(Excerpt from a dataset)

....

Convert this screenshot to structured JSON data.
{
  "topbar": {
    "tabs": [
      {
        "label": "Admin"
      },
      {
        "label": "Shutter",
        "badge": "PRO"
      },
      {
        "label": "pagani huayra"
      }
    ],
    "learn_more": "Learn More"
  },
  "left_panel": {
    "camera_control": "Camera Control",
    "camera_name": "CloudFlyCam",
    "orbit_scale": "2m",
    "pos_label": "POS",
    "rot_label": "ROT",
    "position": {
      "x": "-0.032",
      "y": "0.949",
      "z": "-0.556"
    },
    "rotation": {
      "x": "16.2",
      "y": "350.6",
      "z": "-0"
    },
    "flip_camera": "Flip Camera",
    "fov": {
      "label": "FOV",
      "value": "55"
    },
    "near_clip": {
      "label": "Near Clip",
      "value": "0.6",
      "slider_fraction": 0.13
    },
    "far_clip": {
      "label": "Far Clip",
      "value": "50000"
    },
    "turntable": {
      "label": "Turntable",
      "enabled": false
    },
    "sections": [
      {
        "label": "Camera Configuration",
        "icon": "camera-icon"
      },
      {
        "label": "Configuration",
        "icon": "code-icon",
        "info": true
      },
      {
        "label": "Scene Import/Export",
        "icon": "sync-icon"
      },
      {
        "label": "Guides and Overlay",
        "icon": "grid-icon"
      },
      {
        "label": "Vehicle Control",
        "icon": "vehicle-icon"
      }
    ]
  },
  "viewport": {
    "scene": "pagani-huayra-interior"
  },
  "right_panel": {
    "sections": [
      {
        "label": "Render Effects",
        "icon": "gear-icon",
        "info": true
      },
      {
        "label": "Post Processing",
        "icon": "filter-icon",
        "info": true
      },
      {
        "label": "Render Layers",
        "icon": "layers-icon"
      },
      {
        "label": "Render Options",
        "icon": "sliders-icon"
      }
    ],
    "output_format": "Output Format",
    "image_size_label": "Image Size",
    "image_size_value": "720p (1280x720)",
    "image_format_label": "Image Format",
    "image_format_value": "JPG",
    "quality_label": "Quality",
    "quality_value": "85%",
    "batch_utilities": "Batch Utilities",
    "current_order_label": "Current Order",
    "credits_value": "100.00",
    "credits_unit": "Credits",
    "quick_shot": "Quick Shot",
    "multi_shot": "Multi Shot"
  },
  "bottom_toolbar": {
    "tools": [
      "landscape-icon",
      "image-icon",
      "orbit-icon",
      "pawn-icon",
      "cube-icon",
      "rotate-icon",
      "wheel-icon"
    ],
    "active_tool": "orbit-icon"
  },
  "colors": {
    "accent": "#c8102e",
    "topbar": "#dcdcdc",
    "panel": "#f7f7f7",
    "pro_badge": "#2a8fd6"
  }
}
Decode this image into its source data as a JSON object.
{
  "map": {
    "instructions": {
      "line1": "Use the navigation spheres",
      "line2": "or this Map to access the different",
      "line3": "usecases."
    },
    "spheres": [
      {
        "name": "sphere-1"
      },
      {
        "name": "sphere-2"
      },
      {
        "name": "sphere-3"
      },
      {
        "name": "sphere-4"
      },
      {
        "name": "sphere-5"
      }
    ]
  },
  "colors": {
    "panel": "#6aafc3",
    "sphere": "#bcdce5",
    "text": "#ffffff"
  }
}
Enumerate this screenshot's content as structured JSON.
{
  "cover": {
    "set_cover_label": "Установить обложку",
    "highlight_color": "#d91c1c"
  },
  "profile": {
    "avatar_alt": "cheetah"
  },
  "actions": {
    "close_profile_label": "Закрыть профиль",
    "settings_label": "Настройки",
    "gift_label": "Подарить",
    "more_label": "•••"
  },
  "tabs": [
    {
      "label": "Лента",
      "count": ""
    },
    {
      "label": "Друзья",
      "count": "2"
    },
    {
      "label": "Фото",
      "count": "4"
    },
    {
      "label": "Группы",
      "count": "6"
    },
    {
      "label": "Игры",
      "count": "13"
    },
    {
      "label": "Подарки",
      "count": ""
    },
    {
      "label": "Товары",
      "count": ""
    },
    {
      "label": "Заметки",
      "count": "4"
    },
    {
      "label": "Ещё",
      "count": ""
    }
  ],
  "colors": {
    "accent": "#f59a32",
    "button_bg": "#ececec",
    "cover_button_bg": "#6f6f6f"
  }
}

....

--- JOB ---
Each entry must be reproduced verbatim.

--- SOLUTION TO THIS PROBLEM ---
Convert this screenshot to structured JSON data.
{
  "topbar": {
    "tabs": [
      {
        "label": "Admin"
      },
      {
        "label": "Shutter",
        "badge": "PRO"
      },
      {
        "label": "pagani huayra"
      }
    ],
    "learn_more": "Learn More"
  },
  "left_panel": {
    "camera_control": "Camera Control",
    "camera_name": "CloudFlyCam",
    "orbit_scale": "2m",
    "pos_label": "POS",
    "rot_label": "ROT",
    "position": {
      "x": "-0.032",
      "y": "0.949",
      "z": "-0.556"
    },
    "rotation": {
      "x": "16.2",
      "y": "350.6",
      "z": "-0"
    },
    "flip_camera": "Flip Camera",
    "fov": {
      "label": "FOV",
      "value": "55"
    },
    "near_clip": {
      "label": "Near Clip",
      "value": "0.6",
      "slider_fraction": 0.13
    },
    "far_clip": {
      "label": "Far Clip",
      "value": "50000"
    },
    "turntable": {
      "label": "Turntable",
      "enabled": false
    },
    "sections": [
      {
        "label": "Camera Configuration",
        "icon": "camera-icon"
      },
      {
        "label": "Configuration",
        "icon": "code-icon",
        "info": true
      },
      {
        "label": "Scene Import/Export",
        "icon": "sync-icon"
      },
      {
        "label": "Guides and Overlay",
        "icon": "grid-icon"
      },
      {
        "label": "Vehicle Control",
        "icon": "vehicle-icon"
      }
    ]
  },
  "viewport": {
    "scene": "pagani-huayra-interior"
  },
  "right_panel": {
    "sections": [
      {
        "label": "Render Effects",
        "icon": "gear-icon",
        "info": true
      },
      {
        "label": "Post Processing",
        "icon": "filter-icon",
        "info": true
      },
      {
        "label": "Render Layers",
        "icon": "layers-icon"
      },
      {
        "label": "Render Options",
        "icon": "sliders-icon"
      }
    ],
    "output_format": "Output Format",
    "image_size_label": "Image Size",
    "image_size_value": "720p (1280x720)",
    "image_format_label": "Image Format",
    "image_format_value": "JPG",
    "quality_label": "Quality",
    "quality_value": "85%",
    "batch_utilities": "Batch Utilities",
    "current_order_label": "Current Order",
    "credits_value": "100.00",
    "credits_unit": "Credits",
    "quick_shot": "Quick Shot",
    "multi_shot": "Multi Shot"
  },
  "bottom_toolbar": {
    "tools": [
      "landscape-icon",
      "image-icon",
      "orbit-icon",
      "pawn-icon",
      "cube-icon",
      "rotate-icon",
      "wheel-icon"
    ],
    "active_tool": "orbit-icon"
  },
  "colors": {
    "accent": "#c8102e",
    "topbar": "#dcdcdc",
    "panel": "#f7f7f7",
    "pro_badge": "#2a8fd6"
  }
}
Decode this image into its source data as a JSON object.
{
  "map": {
    "instructions": {
      "line1": "Use the navigation spheres",
      "line2": "or this Map to access the different",
      "line3": "usecases."
    },
    "spheres": [
      {
        "name": "sphere-1"
      },
      {
        "name": "sphere-2"
      },
      {
        "name": "sphere-3"
      },
      {
        "name": "sphere-4"
      },
      {
        "name": "sphere-5"
      }
    ]
  },
  "colors": {
    "panel": "#6aafc3",
    "sphere": "#bcdce5",
    "text": "#ffffff"
  }
}
Enumerate this screenshot's content as structured JSON.
{
  "cover": {
    "set_cover_label": "Установить обложку",
    "highlight_color": "#d91c1c"
  },
  "profile": {
    "avatar_alt": "cheetah"
  },
  "actions": {
    "close_profile_label": "Закрыть профиль",
    "settings_label": "Настройки",
    "gift_label": "Подарить",
    "more_label": "•••"
  },
  "tabs": [
    {
      "label": "Лента",
      "count": ""
    },
    {
      "label": "Друзья",
      "count": "2"
    },
    {
      "label": "Фото",
      "count": "4"
    },
    {
      "label": "Группы",
      "count": "6"
    },
    {
      "label": "Игры",
      "count": "13"
    },
    {
      "label": "Подарки",
      "count": ""
    },
    {
      "label": "Товары",
      "count": ""
    },
    {
      "label": "Заметки",
      "count": "4"
    },
    {
      "label": "Ещё",
      "count": ""
    }
  ],
  "colors": {
    "accent": "#f59a32",
    "button_bg": "#ececec",
    "cover_button_bg": "#6f6f6f"
  }
}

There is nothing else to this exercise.